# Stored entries
== == ==

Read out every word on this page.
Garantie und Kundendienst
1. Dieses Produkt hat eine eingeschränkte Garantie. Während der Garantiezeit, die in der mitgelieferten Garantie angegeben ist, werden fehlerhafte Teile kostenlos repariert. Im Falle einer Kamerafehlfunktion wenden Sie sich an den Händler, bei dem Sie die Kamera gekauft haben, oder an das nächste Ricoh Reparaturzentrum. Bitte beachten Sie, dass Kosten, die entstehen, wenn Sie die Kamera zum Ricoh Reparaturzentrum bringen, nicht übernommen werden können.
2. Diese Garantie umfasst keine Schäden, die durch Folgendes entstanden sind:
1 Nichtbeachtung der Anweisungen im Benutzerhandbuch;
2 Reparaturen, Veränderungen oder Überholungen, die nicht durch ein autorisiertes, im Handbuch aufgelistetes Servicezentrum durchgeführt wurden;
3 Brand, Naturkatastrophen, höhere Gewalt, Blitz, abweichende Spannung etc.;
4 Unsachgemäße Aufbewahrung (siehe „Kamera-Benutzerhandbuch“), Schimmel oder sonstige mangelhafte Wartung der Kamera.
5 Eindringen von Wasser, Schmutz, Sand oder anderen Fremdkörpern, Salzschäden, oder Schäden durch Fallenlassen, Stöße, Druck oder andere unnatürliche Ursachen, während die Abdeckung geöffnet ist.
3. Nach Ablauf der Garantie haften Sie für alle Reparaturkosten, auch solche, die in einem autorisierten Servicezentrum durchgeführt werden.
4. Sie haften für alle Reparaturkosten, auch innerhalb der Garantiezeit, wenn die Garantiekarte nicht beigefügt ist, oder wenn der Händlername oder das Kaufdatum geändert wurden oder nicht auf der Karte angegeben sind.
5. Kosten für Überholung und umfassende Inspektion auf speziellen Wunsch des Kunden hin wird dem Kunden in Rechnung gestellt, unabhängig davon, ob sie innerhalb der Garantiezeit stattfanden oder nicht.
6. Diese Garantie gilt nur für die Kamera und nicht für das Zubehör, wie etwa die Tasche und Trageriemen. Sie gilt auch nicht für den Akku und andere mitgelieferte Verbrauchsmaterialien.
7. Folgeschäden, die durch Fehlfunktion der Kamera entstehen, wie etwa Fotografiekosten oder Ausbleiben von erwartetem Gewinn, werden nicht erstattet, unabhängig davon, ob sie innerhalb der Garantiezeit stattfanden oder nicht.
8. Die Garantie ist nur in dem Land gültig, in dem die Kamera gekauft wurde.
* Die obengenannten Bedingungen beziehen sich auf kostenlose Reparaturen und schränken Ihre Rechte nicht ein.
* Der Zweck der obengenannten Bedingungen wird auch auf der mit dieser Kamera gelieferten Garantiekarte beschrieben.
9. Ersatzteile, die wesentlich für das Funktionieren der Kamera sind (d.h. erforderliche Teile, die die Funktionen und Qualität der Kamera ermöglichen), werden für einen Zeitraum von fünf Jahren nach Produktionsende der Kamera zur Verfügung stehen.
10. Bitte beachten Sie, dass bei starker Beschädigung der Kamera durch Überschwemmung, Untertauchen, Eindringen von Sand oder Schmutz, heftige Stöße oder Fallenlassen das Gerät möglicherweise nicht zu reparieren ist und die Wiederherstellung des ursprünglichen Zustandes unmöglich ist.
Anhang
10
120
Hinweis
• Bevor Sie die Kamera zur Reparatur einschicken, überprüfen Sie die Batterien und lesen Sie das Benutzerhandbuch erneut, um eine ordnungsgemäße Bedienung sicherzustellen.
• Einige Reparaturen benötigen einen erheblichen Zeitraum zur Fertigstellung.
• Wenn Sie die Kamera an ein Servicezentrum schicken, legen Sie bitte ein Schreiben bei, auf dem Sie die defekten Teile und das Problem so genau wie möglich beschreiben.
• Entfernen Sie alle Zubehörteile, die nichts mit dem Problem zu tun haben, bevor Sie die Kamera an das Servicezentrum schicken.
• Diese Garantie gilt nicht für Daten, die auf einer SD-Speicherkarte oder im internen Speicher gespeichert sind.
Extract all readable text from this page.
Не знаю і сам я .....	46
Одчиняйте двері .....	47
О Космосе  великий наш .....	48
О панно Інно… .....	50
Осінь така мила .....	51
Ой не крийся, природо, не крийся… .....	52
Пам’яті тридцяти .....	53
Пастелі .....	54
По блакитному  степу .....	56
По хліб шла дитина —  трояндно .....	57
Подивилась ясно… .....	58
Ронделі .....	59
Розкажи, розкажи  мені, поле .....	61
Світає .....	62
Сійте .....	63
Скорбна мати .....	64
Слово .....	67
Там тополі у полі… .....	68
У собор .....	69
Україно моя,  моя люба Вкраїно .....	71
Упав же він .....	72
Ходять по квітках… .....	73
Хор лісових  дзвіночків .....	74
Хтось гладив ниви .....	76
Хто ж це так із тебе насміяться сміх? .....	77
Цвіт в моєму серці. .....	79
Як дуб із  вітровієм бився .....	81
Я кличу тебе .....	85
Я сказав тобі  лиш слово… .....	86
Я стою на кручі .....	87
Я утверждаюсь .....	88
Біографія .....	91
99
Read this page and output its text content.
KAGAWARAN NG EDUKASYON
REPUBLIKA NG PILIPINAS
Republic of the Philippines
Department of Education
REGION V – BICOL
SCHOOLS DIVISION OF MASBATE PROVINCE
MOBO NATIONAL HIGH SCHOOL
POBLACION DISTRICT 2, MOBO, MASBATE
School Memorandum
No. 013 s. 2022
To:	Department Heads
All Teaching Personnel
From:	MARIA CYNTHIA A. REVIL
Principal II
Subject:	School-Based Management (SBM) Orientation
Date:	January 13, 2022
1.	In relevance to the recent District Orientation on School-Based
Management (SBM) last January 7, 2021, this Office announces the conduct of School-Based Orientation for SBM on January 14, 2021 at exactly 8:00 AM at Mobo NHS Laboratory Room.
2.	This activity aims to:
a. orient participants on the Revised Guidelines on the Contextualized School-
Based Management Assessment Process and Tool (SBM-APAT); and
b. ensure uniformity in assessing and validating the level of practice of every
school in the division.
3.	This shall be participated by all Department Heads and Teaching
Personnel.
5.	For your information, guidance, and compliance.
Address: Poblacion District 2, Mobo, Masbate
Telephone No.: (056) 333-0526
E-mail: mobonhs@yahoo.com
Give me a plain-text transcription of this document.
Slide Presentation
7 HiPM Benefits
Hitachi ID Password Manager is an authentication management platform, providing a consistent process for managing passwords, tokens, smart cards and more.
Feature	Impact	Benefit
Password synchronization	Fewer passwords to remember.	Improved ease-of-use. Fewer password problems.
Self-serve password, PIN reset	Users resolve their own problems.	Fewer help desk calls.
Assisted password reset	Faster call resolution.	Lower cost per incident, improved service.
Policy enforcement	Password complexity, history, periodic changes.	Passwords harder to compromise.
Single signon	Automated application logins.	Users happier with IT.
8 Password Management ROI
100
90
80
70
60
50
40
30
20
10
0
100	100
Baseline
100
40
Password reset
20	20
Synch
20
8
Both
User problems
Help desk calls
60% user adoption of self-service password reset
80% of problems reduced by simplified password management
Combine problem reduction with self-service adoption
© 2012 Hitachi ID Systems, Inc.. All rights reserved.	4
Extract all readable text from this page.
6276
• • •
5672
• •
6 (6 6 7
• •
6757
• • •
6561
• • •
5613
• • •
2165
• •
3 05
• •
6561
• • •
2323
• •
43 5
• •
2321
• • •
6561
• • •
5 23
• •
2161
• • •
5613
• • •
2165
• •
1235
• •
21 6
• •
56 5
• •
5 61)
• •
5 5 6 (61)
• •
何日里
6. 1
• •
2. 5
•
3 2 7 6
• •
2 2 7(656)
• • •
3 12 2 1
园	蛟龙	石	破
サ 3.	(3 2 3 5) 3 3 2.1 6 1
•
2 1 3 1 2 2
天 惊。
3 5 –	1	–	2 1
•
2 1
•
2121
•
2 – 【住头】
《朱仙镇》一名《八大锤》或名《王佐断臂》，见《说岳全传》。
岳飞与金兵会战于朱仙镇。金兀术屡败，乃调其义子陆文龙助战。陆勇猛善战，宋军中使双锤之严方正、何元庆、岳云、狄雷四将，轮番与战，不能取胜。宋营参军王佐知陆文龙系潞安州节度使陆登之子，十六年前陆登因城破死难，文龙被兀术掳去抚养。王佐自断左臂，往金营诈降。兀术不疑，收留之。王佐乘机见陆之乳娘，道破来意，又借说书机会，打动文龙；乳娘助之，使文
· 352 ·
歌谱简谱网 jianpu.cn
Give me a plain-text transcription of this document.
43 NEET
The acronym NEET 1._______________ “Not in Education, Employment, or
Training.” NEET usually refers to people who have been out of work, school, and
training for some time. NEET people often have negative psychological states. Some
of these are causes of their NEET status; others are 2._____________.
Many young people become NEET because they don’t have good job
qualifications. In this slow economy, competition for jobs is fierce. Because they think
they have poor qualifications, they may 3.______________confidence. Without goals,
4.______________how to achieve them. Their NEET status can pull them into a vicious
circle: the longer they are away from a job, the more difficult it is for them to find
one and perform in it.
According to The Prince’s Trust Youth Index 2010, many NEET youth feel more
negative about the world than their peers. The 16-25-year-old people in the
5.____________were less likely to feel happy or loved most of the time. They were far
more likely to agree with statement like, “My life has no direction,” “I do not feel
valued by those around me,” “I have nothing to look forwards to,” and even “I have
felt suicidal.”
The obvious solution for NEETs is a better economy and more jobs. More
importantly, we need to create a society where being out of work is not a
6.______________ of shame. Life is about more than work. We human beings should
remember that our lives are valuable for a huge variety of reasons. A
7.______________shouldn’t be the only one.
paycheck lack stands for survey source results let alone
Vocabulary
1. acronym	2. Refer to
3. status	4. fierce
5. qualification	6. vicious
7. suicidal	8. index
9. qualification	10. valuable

== == ==

# Exercise objective
Only the number is wanted: how many lines of the material above include the word "desk"?

# Task output
2